**EXTRACTED DATA:**
========================================================================

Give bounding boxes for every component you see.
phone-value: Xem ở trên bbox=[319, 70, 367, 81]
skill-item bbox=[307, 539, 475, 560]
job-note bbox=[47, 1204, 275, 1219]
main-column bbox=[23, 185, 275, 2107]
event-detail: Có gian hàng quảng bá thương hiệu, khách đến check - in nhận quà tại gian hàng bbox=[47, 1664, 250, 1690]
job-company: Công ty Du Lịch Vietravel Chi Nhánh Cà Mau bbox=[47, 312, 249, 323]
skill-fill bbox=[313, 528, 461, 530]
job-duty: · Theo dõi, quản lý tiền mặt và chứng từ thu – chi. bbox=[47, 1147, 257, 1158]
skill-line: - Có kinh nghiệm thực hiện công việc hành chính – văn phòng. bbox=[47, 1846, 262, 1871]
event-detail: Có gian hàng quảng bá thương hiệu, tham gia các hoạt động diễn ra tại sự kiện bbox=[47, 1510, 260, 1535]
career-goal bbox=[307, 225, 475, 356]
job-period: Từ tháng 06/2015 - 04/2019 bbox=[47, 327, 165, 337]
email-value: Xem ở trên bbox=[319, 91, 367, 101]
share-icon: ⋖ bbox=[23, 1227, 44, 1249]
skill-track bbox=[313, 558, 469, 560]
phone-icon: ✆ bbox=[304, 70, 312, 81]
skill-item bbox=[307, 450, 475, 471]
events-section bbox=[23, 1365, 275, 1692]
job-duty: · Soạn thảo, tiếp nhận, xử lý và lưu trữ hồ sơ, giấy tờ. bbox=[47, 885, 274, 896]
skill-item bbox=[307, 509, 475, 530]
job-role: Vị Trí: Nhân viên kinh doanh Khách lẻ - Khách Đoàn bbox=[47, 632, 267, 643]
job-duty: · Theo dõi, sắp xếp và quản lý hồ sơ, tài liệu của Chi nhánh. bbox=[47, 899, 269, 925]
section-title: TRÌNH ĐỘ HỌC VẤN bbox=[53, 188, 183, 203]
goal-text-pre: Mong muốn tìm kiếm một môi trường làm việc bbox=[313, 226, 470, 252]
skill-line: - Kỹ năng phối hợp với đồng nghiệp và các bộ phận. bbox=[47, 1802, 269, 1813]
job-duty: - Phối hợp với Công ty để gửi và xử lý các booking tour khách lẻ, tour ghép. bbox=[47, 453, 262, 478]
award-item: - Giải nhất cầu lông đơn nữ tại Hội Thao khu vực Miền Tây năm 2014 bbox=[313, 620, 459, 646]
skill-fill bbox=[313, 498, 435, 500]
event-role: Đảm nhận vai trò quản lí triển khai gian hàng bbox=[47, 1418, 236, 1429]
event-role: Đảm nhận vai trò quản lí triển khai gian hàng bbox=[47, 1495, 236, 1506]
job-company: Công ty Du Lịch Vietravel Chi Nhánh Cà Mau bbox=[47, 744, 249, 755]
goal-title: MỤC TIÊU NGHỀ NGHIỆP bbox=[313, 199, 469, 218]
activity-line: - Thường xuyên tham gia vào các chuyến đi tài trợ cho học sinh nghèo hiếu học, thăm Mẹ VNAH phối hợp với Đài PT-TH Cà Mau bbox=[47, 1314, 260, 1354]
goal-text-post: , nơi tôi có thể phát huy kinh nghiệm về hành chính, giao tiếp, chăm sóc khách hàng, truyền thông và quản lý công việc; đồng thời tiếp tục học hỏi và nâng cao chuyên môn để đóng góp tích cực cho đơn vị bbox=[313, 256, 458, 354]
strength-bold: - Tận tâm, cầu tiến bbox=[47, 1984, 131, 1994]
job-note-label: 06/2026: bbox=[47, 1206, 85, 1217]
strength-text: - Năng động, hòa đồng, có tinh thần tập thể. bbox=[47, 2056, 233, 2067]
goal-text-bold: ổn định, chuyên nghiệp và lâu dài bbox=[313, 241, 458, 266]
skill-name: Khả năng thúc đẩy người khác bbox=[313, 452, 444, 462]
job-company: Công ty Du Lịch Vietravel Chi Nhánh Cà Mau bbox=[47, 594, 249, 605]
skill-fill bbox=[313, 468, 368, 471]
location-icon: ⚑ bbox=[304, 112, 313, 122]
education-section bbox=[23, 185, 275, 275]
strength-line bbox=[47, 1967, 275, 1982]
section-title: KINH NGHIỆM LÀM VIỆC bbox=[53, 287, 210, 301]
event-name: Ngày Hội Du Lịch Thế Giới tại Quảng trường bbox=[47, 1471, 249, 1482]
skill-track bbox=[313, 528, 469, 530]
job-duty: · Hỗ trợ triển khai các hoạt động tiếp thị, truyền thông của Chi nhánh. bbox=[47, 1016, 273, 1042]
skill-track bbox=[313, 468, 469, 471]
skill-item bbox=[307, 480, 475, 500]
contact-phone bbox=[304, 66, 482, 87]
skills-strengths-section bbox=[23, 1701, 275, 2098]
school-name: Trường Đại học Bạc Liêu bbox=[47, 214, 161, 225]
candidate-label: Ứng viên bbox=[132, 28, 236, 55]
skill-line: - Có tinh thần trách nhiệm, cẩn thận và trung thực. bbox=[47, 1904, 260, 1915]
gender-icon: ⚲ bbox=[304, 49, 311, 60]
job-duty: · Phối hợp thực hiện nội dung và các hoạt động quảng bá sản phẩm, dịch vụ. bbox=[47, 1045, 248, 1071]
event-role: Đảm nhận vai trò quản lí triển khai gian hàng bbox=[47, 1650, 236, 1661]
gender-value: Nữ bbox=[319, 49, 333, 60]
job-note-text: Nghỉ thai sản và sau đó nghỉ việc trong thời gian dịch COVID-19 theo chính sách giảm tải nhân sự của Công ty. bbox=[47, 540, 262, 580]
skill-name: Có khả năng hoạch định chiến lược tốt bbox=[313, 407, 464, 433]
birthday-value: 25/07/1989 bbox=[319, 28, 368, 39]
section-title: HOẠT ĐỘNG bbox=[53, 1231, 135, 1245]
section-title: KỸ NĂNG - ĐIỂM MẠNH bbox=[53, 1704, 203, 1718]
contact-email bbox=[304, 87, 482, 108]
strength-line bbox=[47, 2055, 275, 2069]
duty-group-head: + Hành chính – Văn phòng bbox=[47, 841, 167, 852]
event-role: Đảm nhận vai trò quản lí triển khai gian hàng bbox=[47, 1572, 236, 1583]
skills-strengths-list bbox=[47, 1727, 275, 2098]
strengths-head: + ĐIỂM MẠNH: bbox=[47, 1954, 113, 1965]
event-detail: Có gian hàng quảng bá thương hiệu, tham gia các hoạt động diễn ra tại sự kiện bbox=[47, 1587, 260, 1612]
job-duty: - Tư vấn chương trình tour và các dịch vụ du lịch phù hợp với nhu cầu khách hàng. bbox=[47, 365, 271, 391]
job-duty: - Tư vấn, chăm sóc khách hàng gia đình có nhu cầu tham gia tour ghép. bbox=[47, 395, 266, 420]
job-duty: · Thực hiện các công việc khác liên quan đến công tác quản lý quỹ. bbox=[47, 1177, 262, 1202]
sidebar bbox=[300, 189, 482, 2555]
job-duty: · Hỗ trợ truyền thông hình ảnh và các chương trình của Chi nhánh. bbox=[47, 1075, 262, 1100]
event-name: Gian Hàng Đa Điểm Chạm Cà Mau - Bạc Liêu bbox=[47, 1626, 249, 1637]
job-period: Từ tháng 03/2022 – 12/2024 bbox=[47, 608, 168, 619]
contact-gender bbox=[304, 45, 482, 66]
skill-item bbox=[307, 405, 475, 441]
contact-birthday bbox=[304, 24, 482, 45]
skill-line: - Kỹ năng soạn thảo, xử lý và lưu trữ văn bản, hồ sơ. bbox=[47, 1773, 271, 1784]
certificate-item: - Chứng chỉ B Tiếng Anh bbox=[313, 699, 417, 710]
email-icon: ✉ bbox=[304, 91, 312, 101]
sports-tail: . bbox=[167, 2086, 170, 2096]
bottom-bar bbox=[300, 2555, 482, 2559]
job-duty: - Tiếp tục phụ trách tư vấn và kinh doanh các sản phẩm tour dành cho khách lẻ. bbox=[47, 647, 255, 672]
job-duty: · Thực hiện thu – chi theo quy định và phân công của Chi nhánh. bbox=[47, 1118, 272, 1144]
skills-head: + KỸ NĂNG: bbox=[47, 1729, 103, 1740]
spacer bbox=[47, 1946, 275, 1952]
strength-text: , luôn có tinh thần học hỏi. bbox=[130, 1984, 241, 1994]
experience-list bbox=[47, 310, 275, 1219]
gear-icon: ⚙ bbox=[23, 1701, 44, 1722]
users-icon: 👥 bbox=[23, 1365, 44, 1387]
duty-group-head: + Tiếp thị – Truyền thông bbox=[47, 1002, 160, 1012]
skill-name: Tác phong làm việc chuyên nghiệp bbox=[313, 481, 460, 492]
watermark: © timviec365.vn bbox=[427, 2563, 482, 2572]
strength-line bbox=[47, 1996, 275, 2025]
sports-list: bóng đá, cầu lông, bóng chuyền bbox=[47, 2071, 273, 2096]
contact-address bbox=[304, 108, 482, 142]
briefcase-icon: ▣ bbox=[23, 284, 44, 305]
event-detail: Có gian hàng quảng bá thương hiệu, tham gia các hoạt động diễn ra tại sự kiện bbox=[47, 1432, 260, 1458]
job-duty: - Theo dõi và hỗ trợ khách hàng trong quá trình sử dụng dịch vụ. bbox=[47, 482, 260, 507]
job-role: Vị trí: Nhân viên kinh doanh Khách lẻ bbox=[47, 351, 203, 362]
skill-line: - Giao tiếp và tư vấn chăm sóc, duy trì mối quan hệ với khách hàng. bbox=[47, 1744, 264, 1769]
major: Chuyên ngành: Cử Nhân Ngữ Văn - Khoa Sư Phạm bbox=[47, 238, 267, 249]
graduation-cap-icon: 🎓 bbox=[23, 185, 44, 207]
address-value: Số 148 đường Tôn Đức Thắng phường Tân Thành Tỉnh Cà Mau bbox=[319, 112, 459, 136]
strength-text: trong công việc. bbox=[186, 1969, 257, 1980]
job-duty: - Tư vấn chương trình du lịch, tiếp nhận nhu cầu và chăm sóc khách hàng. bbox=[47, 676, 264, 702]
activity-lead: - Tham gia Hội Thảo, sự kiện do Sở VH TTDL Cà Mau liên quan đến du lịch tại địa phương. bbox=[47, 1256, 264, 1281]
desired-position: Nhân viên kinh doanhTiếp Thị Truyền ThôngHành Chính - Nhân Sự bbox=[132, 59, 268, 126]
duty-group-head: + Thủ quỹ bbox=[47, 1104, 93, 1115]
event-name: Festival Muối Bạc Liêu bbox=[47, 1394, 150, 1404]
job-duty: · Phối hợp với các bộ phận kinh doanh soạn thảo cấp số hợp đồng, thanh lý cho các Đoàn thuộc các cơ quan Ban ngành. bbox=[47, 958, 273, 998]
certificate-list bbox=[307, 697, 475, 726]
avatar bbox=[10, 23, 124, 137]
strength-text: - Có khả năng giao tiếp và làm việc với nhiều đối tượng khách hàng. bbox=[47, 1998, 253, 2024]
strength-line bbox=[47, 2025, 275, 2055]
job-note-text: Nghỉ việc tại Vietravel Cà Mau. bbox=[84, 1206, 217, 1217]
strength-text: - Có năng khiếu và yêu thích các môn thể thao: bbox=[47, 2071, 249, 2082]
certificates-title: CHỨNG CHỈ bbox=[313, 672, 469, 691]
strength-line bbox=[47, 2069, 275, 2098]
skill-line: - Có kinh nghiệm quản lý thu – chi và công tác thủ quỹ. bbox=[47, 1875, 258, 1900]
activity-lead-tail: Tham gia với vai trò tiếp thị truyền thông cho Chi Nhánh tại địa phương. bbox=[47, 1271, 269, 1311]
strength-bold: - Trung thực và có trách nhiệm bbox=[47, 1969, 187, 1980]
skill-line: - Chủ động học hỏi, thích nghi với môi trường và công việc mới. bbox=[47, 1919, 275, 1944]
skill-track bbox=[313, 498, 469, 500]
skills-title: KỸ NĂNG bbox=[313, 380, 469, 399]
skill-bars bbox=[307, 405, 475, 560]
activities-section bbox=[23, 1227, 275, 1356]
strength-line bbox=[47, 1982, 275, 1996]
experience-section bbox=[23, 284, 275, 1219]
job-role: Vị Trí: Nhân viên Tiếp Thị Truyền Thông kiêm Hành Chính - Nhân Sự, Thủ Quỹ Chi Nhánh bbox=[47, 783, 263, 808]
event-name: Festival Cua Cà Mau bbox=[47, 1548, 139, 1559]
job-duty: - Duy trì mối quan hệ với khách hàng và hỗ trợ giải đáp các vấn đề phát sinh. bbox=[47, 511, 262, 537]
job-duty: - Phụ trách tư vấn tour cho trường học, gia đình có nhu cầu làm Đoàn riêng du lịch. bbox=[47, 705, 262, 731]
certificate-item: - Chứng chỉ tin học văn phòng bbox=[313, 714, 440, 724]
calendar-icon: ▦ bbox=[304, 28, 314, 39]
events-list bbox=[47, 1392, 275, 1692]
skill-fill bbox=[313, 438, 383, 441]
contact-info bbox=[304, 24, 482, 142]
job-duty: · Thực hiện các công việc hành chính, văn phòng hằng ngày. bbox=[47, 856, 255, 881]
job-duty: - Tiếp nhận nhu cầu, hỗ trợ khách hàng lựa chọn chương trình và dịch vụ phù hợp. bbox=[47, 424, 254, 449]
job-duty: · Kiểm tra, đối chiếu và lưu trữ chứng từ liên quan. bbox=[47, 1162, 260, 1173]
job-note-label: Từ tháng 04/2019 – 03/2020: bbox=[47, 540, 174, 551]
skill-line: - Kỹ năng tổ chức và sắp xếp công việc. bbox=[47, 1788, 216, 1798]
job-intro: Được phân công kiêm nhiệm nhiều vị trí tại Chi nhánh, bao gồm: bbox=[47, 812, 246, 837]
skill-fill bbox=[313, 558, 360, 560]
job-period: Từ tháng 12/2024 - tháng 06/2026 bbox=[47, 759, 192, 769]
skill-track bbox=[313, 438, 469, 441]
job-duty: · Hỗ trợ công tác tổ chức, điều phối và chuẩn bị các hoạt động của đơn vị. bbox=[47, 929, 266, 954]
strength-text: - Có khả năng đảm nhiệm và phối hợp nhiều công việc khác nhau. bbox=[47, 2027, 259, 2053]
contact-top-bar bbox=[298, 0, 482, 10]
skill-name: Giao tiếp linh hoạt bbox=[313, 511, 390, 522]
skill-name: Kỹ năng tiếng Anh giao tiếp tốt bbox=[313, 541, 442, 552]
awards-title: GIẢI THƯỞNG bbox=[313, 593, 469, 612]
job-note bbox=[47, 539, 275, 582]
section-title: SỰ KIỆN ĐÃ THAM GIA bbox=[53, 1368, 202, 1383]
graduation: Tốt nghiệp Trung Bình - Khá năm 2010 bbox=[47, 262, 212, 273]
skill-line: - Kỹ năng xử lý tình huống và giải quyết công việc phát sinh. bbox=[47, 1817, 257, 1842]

========================================================================

**EXERCISE:**
Could you put each line from the start of the entries up to and including the line with "event-detail: Có gian hàng quảng bá thương hiệu, khách" into a JSON list of strings, one string per line, with blank lines left out?

**FINISHED ANSWER:**
[
  "Give bounding boxes for every component you see.",
  "phone-value: Xem ở trên bbox=[319, 70, 367, 81]",
  "skill-item bbox=[307, 539, 475, 560]",
  "job-note bbox=[47, 1204, 275, 1219]",
  "main-column bbox=[23, 185, 275, 2107]",
  "event-detail: Có gian hàng quảng bá thương hiệu, khách đến check - in nhận quà tại gian hàng bbox=[47, 1664, 250, 1690]"
]